• _STORED DATA_
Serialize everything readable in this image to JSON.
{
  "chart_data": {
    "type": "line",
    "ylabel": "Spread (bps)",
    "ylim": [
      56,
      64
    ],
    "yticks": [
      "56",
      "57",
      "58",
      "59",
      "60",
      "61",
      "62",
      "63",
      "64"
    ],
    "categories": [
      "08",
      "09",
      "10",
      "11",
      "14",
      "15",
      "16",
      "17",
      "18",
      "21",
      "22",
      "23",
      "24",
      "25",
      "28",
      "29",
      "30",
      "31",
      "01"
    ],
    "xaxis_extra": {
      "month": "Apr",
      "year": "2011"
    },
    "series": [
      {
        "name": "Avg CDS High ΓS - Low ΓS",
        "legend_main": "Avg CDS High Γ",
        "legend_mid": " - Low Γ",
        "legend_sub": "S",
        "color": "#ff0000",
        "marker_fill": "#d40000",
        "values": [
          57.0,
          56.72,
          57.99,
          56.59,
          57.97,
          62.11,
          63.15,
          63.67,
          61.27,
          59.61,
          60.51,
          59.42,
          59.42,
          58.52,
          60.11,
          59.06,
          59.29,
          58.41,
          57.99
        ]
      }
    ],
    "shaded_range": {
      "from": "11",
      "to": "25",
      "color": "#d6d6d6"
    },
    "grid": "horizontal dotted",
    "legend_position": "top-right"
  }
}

• _GIVEN EXERCISE_
Considering only the records above, state the number of lines that include the word "High", with nothing added.

• _FULL ANSWER_
2